Provided material:
+-------+

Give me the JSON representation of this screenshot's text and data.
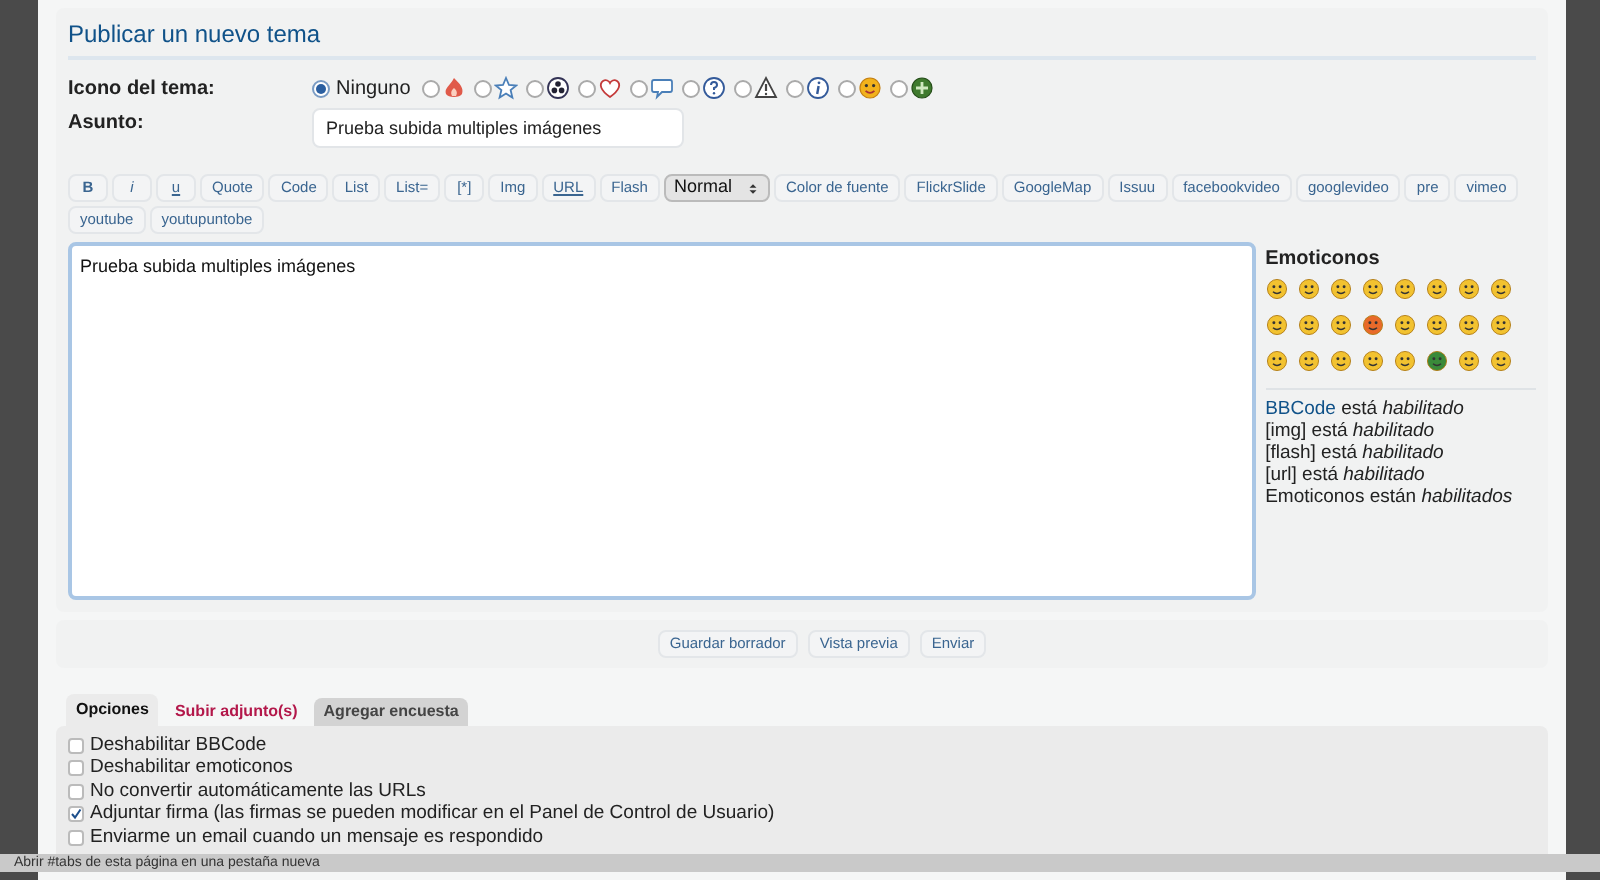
{
  "heading": "Publicar un nuevo tema",
  "topic_icon": {
    "label": "Icono del tema:",
    "options": [
      {
        "kind": "none",
        "label": "Ninguno",
        "selected": true
      },
      {
        "kind": "flame",
        "selected": false
      },
      {
        "kind": "star",
        "selected": false
      },
      {
        "kind": "radioactive",
        "selected": false
      },
      {
        "kind": "heart",
        "selected": false
      },
      {
        "kind": "bubble",
        "selected": false
      },
      {
        "kind": "question",
        "selected": false
      },
      {
        "kind": "warning",
        "selected": false
      },
      {
        "kind": "info",
        "selected": false
      },
      {
        "kind": "smiley",
        "selected": false
      },
      {
        "kind": "green",
        "selected": false
      }
    ]
  },
  "subject": {
    "label": "Asunto:",
    "value": "Prueba subida multiples imágenes"
  },
  "toolbar": [
    {
      "kind": "button",
      "label": "B"
    },
    {
      "kind": "button",
      "label": "i"
    },
    {
      "kind": "button",
      "label": "u"
    },
    {
      "kind": "button",
      "label": "Quote"
    },
    {
      "kind": "button",
      "label": "Code"
    },
    {
      "kind": "button",
      "label": "List"
    },
    {
      "kind": "button",
      "label": "List="
    },
    {
      "kind": "button",
      "label": "[*]"
    },
    {
      "kind": "button",
      "label": "Img"
    },
    {
      "kind": "button",
      "label": "URL"
    },
    {
      "kind": "button",
      "label": "Flash"
    },
    {
      "kind": "select",
      "label": "Normal"
    },
    {
      "kind": "button",
      "label": "Color de fuente"
    },
    {
      "kind": "button",
      "label": "FlickrSlide"
    },
    {
      "kind": "button",
      "label": "GoogleMap"
    },
    {
      "kind": "button",
      "label": "Issuu"
    },
    {
      "kind": "button",
      "label": "facebookvideo"
    },
    {
      "kind": "button",
      "label": "googlevideo"
    },
    {
      "kind": "button",
      "label": "pre"
    },
    {
      "kind": "button",
      "label": "vimeo"
    },
    {
      "kind": "button",
      "label": "youtube"
    },
    {
      "kind": "button",
      "label": "youtupuntobe"
    }
  ],
  "message": "Prueba subida multiples imágenes",
  "emoticons": {
    "title": "Emoticonos",
    "items": [
      {
        "color": "#f2c230"
      },
      {
        "color": "#f2c230"
      },
      {
        "color": "#f2c230"
      },
      {
        "color": "#f2c230"
      },
      {
        "color": "#f2c230"
      },
      {
        "color": "#f2c230"
      },
      {
        "color": "#f2c230"
      },
      {
        "color": "#f2c230"
      },
      {
        "color": "#f2c230"
      },
      {
        "color": "#f2c230"
      },
      {
        "color": "#f2c230"
      },
      {
        "color": "#e86a2a"
      },
      {
        "color": "#f2c230"
      },
      {
        "color": "#f2c230"
      },
      {
        "color": "#f2c230"
      },
      {
        "color": "#f2c230"
      },
      {
        "color": "#f2c230"
      },
      {
        "color": "#f2c230"
      },
      {
        "color": "#f2c230"
      },
      {
        "color": "#f2c230"
      },
      {
        "color": "#f2c230"
      },
      {
        "color": "#3a8a3a"
      },
      {
        "color": "#f2c230"
      },
      {
        "color": "#f2c230"
      }
    ]
  },
  "status_lines": [
    {
      "link": "BBCode",
      "text": " está *habilitado*"
    },
    {
      "text": "[img] está *habilitado*"
    },
    {
      "text": "[flash] está *habilitado*"
    },
    {
      "text": "[url] está *habilitado*"
    },
    {
      "text": "Emoticonos están *habilitados*"
    }
  ],
  "actions": [
    "Guardar borrador",
    "Vista previa",
    "Enviar"
  ],
  "tabs": [
    {
      "label": "Opciones",
      "selected": true,
      "highlight": false
    },
    {
      "label": "Subir adjunto(s)",
      "selected": false,
      "highlight": true
    },
    {
      "label": "Agregar encuesta",
      "selected": false,
      "highlight": false
    }
  ],
  "options": [
    {
      "label": "Deshabilitar BBCode",
      "checked": false
    },
    {
      "label": "Deshabilitar emoticonos",
      "checked": false
    },
    {
      "label": "No convertir automáticamente las URLs",
      "checked": false
    },
    {
      "label": "Adjuntar firma (las firmas se pueden modificar en el Panel de Control de Usuario)",
      "checked": true
    },
    {
      "label": "Enviarme un email cuando un mensaje es respondido",
      "checked": false
    }
  ],
  "status_bar": "Abrir #tabs de esta página en una pestaña nueva"
}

+-------+

Filter the lines above, keeping each one that contains the string "tabs".

Solution for this task:
  "tabs": [
  "status_bar": "Abrir #tabs de esta página en una pestaña nueva"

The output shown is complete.